↓↓↓

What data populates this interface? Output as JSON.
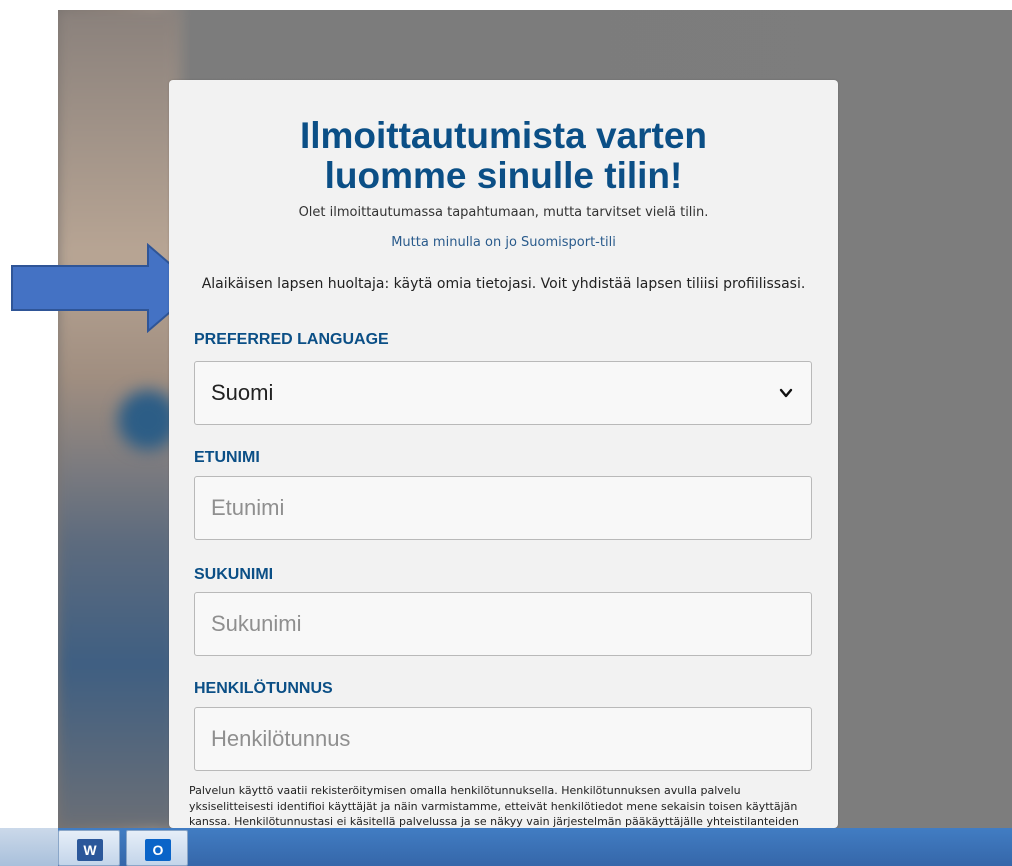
{
  "signup": {
    "title": "Ilmoittautumista varten\nluomme sinulle tilin!",
    "subtitle": "Olet ilmoittautumassa tapahtumaan, mutta tarvitset vielä tilin.",
    "existing_account_link": "Mutta minulla on jo Suomisport-tili",
    "guardian_note": "Alaikäisen lapsen huoltaja: käytä omia tietojasi. Voit yhdistää lapsen tiliisi profiilissasi.",
    "language": {
      "label": "PREFERRED LANGUAGE",
      "selected": "Suomi"
    },
    "first_name": {
      "label": "ETUNIMI",
      "placeholder": "Etunimi"
    },
    "last_name": {
      "label": "SUKUNIMI",
      "placeholder": "Sukunimi"
    },
    "ssn": {
      "label": "HENKILÖTUNNUS",
      "placeholder": "Henkilötunnus"
    },
    "ssn_help": "Palvelun käyttö vaatii rekisteröitymisen omalla henkilötunnuksella. Henkilötunnuksen avulla palvelu yksiselitteisesti identifioi käyttäjät ja näin varmistamme, etteivät henkilötiedot mene sekaisin toisen käyttäjän kanssa. Henkilötunnustasi ei käsitellä palvelussa ja se näkyy vain järjestelmän pääkäyttäjälle yhteistilanteiden korjaamiste"
  },
  "taskbar": {
    "apps": [
      {
        "icon": "word-icon",
        "letter": "W"
      },
      {
        "icon": "outlook-icon",
        "letter": "O"
      }
    ]
  },
  "colors": {
    "brand_blue": "#0b4f86",
    "link_blue": "#2a5b8c",
    "arrow_fill": "#4472c4",
    "arrow_stroke": "#2f5597"
  }
}
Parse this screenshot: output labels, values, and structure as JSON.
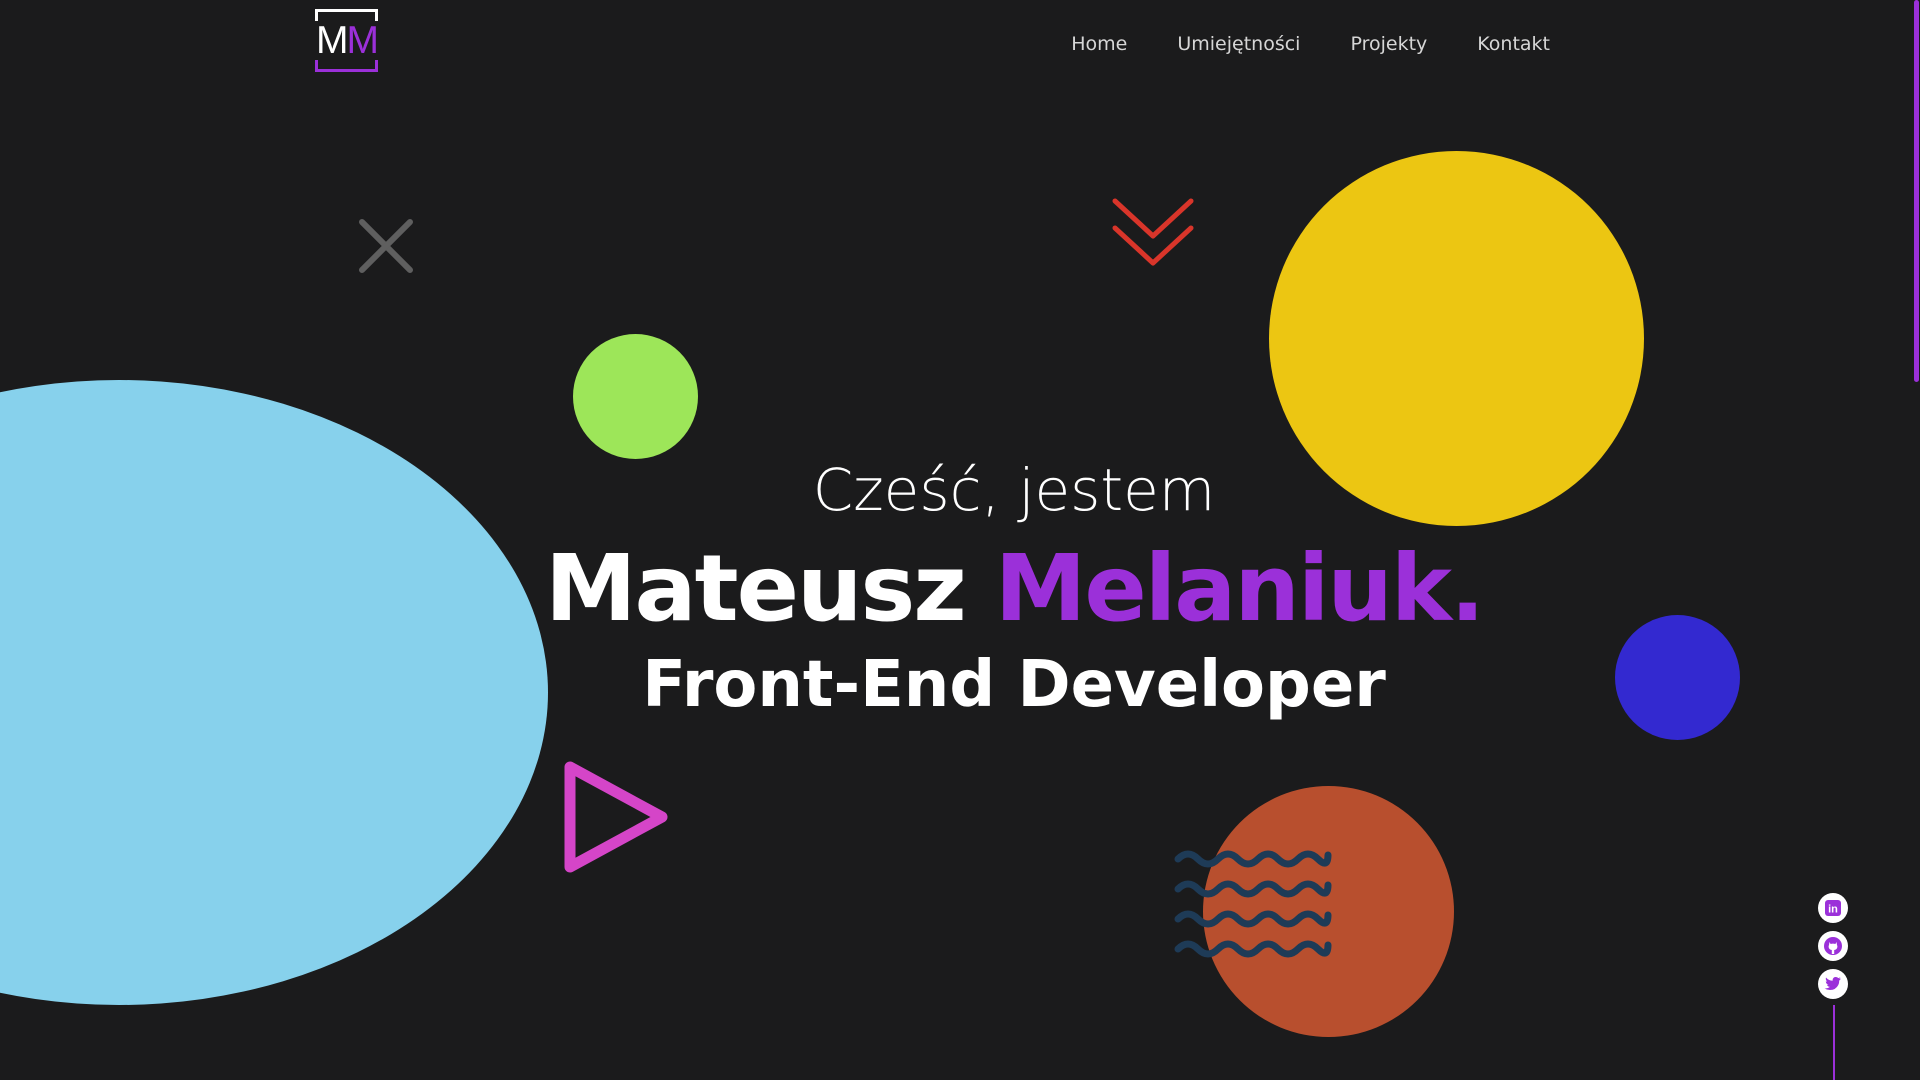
{
  "logo": {
    "letter_first": "M",
    "letter_second": "M"
  },
  "nav": {
    "items": [
      {
        "label": "Home"
      },
      {
        "label": "Umiejętności"
      },
      {
        "label": "Projekty"
      },
      {
        "label": "Kontakt"
      }
    ]
  },
  "hero": {
    "greeting": "Cześć, jestem",
    "first_name": "Mateusz",
    "last_name": "Melaniuk.",
    "role": "Front-End Developer"
  },
  "social": {
    "items": [
      {
        "icon": "linkedin-icon",
        "label": "in"
      },
      {
        "icon": "github-icon"
      },
      {
        "icon": "twitter-icon"
      }
    ]
  },
  "colors": {
    "background": "#1b1b1c",
    "accent": "#9b30d9",
    "circle_blue": "#87d1ec",
    "circle_green": "#9de659",
    "circle_yellow": "#ecc612",
    "circle_indigo": "#3329d0",
    "circle_orange": "#b84f2e",
    "triangle": "#d545c8",
    "chevrons": "#d9352a",
    "cross": "#5f5f5f",
    "waves": "#1e3b57"
  }
}
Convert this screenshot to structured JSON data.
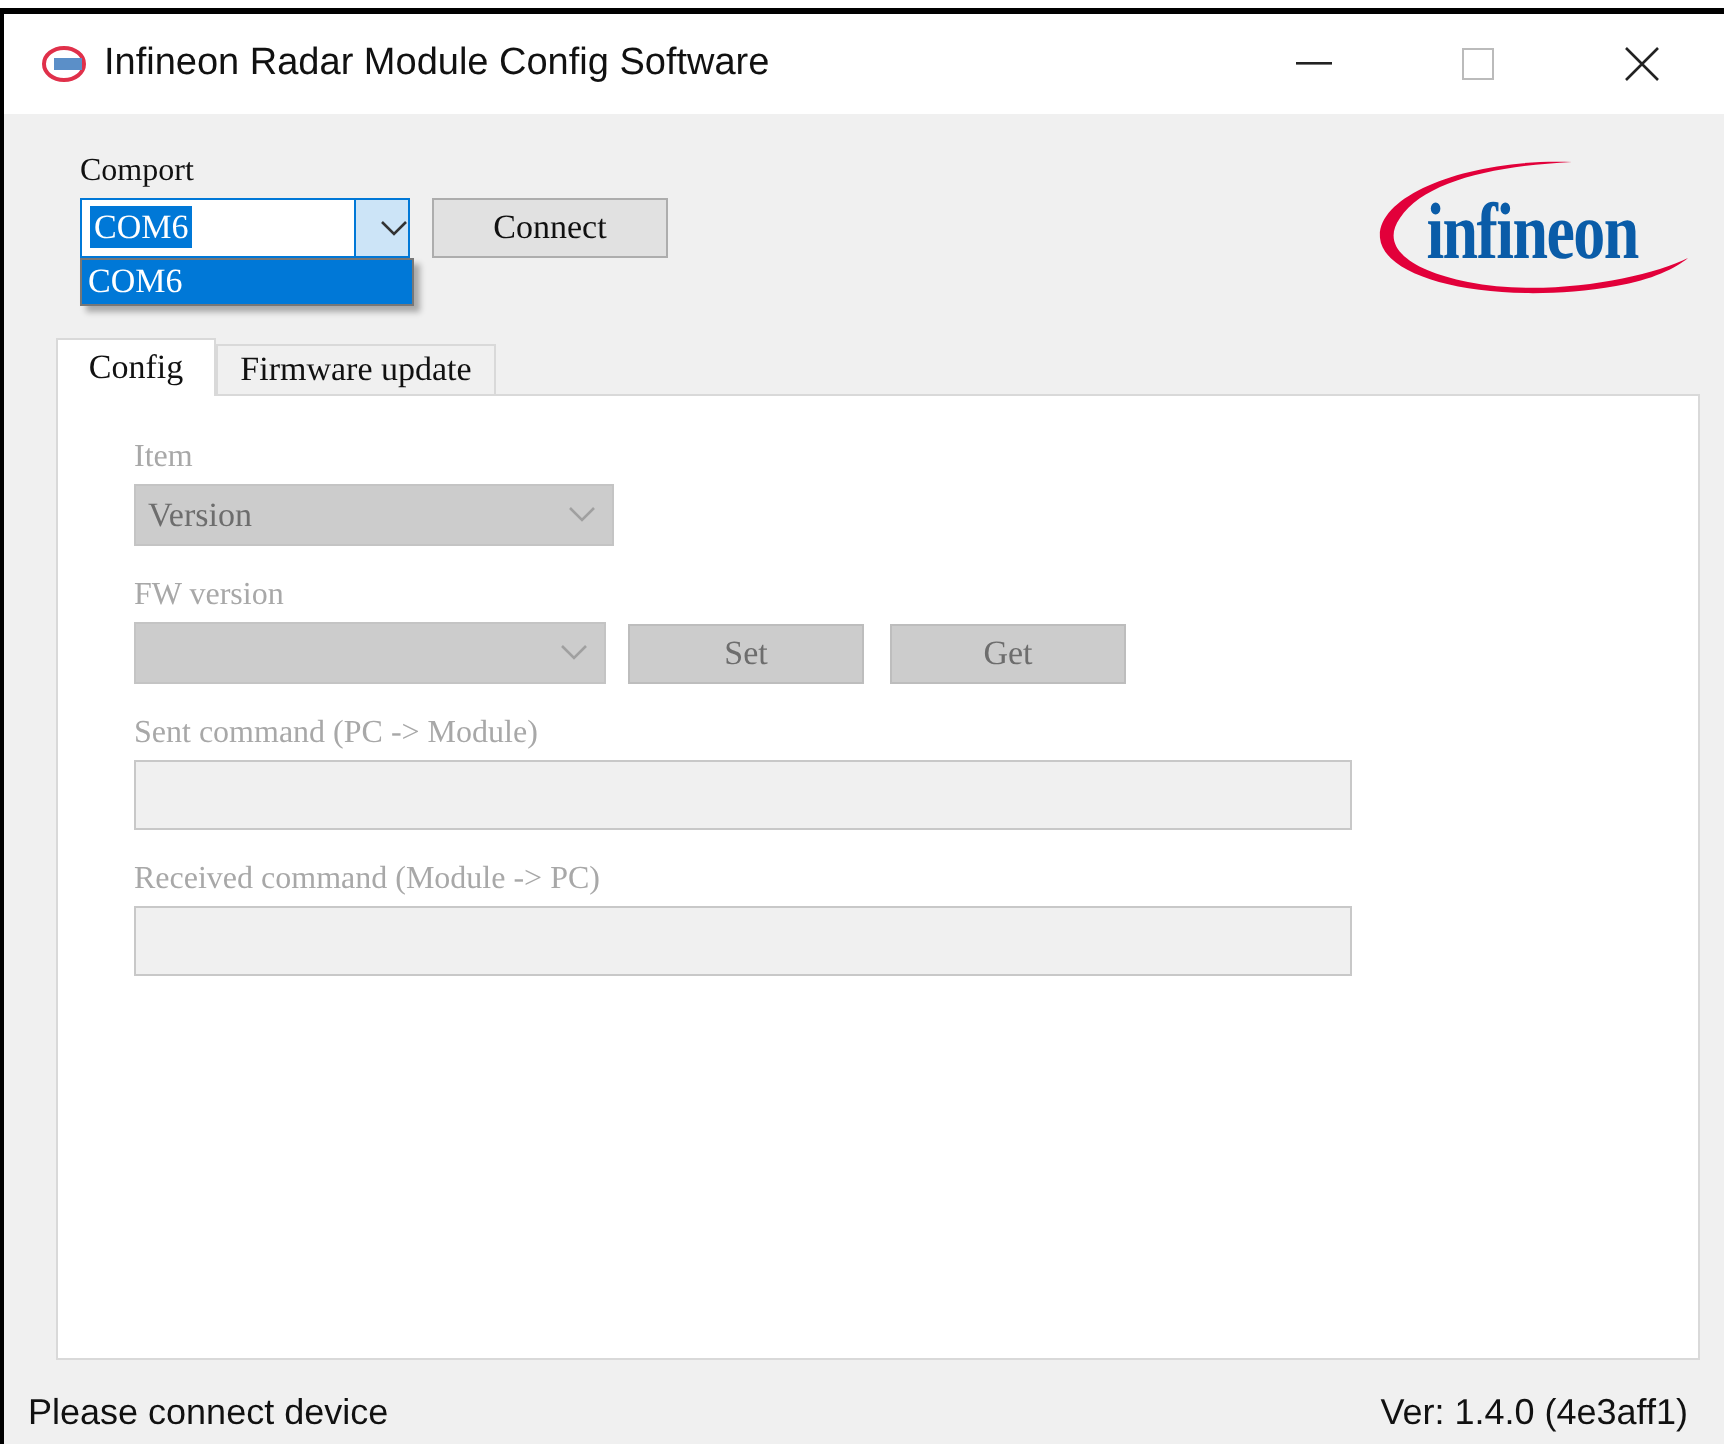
{
  "window": {
    "title": "Infineon Radar Module Config Software"
  },
  "comport": {
    "label": "Comport",
    "value": "COM6",
    "expanded": true,
    "options": [
      {
        "label": "COM6",
        "selected": true
      }
    ]
  },
  "connect_button": "Connect",
  "logo": {
    "text": "infineon"
  },
  "tabs": [
    {
      "label": "Config",
      "selected": true
    },
    {
      "label": "Firmware update",
      "selected": false
    }
  ],
  "config": {
    "disabled": true,
    "item": {
      "label": "Item",
      "value": "Version"
    },
    "fw_version": {
      "label": "FW version"
    },
    "buttons": [
      "Set",
      "Get"
    ],
    "sent": {
      "label": "Sent command (PC -> Module)"
    },
    "received": {
      "label": "Received command (Module -> PC)"
    }
  },
  "status_bar": {
    "message": "Please connect device",
    "version": "Ver: 1.4.0 (4e3aff1)"
  }
}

↑↑↑

Stated task —
Can you quote exactly, and only, the lines from the one containing "Convert this screenshot" through the last line of the records above, keeping both ends and leaving out any pictures?

Written solution —
Convert this screenshot to structured JSON data.
{
  "window": {
    "title": "Infineon Radar Module Config Software"
  },
  "comport": {
    "label": "Comport",
    "value": "COM6",
    "expanded": true,
    "options": [
      {
        "label": "COM6",
        "selected": true
      }
    ]
  },
  "connect_button": "Connect",
  "logo": {
    "text": "infineon"
  },
  "tabs": [
    {
      "label": "Config",
      "selected": true
    },
    {
      "label": "Firmware update",
      "selected": false
    }
  ],
  "config": {
    "disabled": true,
    "item": {
      "label": "Item",
      "value": "Version"
    },
    "fw_version": {
      "label": "FW version"
    },
    "buttons": [
      "Set",
      "Get"
    ],
    "sent": {
      "label": "Sent command (PC -> Module)"
    },
    "received": {
      "label": "Received command (Module -> PC)"
    }
  },
  "status_bar": {
    "message": "Please connect device",
    "version": "Ver: 1.4.0 (4e3aff1)"
  }
}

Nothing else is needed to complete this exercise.